-- START --

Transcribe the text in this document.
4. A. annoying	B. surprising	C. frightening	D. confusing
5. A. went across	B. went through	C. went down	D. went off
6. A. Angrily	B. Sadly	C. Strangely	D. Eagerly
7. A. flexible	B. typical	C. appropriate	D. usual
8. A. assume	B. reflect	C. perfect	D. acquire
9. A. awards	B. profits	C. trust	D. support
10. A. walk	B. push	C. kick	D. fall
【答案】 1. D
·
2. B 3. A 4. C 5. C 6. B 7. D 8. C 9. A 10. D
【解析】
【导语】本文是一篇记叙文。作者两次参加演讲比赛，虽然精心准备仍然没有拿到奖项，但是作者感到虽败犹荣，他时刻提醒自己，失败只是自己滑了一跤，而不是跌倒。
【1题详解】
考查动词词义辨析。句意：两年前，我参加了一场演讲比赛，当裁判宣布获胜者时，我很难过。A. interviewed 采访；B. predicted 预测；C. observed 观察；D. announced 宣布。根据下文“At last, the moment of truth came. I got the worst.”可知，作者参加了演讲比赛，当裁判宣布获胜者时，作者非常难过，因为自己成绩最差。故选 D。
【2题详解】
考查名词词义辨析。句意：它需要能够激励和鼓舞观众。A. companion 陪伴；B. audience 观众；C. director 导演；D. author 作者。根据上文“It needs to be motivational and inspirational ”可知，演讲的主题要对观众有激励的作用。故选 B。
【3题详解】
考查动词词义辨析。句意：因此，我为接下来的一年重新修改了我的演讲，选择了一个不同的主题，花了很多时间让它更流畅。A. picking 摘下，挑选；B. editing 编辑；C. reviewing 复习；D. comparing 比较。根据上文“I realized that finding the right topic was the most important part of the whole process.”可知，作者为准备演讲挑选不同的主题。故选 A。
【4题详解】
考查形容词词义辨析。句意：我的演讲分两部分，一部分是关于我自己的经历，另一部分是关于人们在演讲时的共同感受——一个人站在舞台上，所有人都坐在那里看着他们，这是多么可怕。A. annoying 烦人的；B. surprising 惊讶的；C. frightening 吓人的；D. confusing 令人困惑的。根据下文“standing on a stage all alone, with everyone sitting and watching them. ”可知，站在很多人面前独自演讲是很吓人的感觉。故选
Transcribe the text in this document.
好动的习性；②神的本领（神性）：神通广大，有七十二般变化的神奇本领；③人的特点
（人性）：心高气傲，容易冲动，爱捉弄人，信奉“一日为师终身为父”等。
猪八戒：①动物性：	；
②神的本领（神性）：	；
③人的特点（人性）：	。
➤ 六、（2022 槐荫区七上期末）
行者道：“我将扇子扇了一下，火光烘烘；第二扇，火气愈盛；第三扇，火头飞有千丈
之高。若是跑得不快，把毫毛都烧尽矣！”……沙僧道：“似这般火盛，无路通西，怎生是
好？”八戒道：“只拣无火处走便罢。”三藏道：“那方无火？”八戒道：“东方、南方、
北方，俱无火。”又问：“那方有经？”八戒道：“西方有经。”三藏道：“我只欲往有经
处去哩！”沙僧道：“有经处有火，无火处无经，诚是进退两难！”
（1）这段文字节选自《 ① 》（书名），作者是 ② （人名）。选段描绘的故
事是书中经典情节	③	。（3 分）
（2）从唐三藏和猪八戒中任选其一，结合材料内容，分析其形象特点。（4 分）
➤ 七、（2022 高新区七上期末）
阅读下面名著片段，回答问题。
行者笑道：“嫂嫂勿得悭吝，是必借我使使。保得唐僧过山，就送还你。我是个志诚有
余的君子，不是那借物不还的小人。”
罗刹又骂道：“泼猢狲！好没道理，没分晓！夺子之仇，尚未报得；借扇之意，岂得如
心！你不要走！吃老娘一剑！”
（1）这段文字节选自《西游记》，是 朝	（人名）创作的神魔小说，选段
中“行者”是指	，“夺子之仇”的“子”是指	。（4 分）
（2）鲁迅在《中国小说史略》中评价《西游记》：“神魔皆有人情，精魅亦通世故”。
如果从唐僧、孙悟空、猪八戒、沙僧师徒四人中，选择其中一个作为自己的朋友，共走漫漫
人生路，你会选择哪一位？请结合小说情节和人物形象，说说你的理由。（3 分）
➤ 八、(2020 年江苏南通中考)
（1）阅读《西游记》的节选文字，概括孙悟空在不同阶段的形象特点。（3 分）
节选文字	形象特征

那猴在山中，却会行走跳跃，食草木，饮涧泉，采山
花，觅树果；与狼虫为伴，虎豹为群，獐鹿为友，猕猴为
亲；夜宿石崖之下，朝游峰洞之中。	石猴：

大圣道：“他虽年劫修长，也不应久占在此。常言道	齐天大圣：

-- END --

**Short task**
Return the whole listing exactly, with every line included.

**Answer to this task**
Transcribe the text in this document.
4. A. annoying	B. surprising	C. frightening	D. confusing
5. A. went across	B. went through	C. went down	D. went off
6. A. Angrily	B. Sadly	C. Strangely	D. Eagerly
7. A. flexible	B. typical	C. appropriate	D. usual
8. A. assume	B. reflect	C. perfect	D. acquire
9. A. awards	B. profits	C. trust	D. support
10. A. walk	B. push	C. kick	D. fall
【答案】 1. D
·
2. B 3. A 4. C 5. C 6. B 7. D 8. C 9. A 10. D
【解析】
【导语】本文是一篇记叙文。作者两次参加演讲比赛，虽然精心准备仍然没有拿到奖项，但是作者感到虽败犹荣，他时刻提醒自己，失败只是自己滑了一跤，而不是跌倒。
【1题详解】
考查动词词义辨析。句意：两年前，我参加了一场演讲比赛，当裁判宣布获胜者时，我很难过。A. interviewed 采访；B. predicted 预测；C. observed 观察；D. announced 宣布。根据下文“At last, the moment of truth came. I got the worst.”可知，作者参加了演讲比赛，当裁判宣布获胜者时，作者非常难过，因为自己成绩最差。故选 D。
【2题详解】
考查名词词义辨析。句意：它需要能够激励和鼓舞观众。A. companion 陪伴；B. audience 观众；C. director 导演；D. author 作者。根据上文“It needs to be motivational and inspirational ”可知，演讲的主题要对观众有激励的作用。故选 B。
【3题详解】
考查动词词义辨析。句意：因此，我为接下来的一年重新修改了我的演讲，选择了一个不同的主题，花了很多时间让它更流畅。A. picking 摘下，挑选；B. editing 编辑；C. reviewing 复习；D. comparing 比较。根据上文“I realized that finding the right topic was the most important part of the whole process.”可知，作者为准备演讲挑选不同的主题。故选 A。
【4题详解】
考查形容词词义辨析。句意：我的演讲分两部分，一部分是关于我自己的经历，另一部分是关于人们在演讲时的共同感受——一个人站在舞台上，所有人都坐在那里看着他们，这是多么可怕。A. annoying 烦人的；B. surprising 惊讶的；C. frightening 吓人的；D. confusing 令人困惑的。根据下文“standing on a stage all alone, with everyone sitting and watching them. ”可知，站在很多人面前独自演讲是很吓人的感觉。故选
Transcribe the text in this document.
好动的习性；②神的本领（神性）：神通广大，有七十二般变化的神奇本领；③人的特点
（人性）：心高气傲，容易冲动，爱捉弄人，信奉“一日为师终身为父”等。
猪八戒：①动物性：	；
②神的本领（神性）：	；
③人的特点（人性）：	。
➤ 六、（2022 槐荫区七上期末）
行者道：“我将扇子扇了一下，火光烘烘；第二扇，火气愈盛；第三扇，火头飞有千丈
之高。若是跑得不快，把毫毛都烧尽矣！”……沙僧道：“似这般火盛，无路通西，怎生是
好？”八戒道：“只拣无火处走便罢。”三藏道：“那方无火？”八戒道：“东方、南方、
北方，俱无火。”又问：“那方有经？”八戒道：“西方有经。”三藏道：“我只欲往有经
处去哩！”沙僧道：“有经处有火，无火处无经，诚是进退两难！”
（1）这段文字节选自《 ① 》（书名），作者是 ② （人名）。选段描绘的故
事是书中经典情节	③	。（3 分）
（2）从唐三藏和猪八戒中任选其一，结合材料内容，分析其形象特点。（4 分）
➤ 七、（2022 高新区七上期末）
阅读下面名著片段，回答问题。
行者笑道：“嫂嫂勿得悭吝，是必借我使使。保得唐僧过山，就送还你。我是个志诚有
余的君子，不是那借物不还的小人。”
罗刹又骂道：“泼猢狲！好没道理，没分晓！夺子之仇，尚未报得；借扇之意，岂得如
心！你不要走！吃老娘一剑！”
（1）这段文字节选自《西游记》，是 朝	（人名）创作的神魔小说，选段
中“行者”是指	，“夺子之仇”的“子”是指	。（4 分）
（2）鲁迅在《中国小说史略》中评价《西游记》：“神魔皆有人情，精魅亦通世故”。
如果从唐僧、孙悟空、猪八戒、沙僧师徒四人中，选择其中一个作为自己的朋友，共走漫漫
人生路，你会选择哪一位？请结合小说情节和人物形象，说说你的理由。（3 分）
➤ 八、(2020 年江苏南通中考)
（1）阅读《西游记》的节选文字，概括孙悟空在不同阶段的形象特点。（3 分）
节选文字	形象特征

那猴在山中，却会行走跳跃，食草木，饮涧泉，采山
花，觅树果；与狼虫为伴，虎豹为群，獐鹿为友，猕猴为
亲；夜宿石崖之下，朝游峰洞之中。	石猴：

大圣道：“他虽年劫修长，也不应久占在此。常言道	齐天大圣：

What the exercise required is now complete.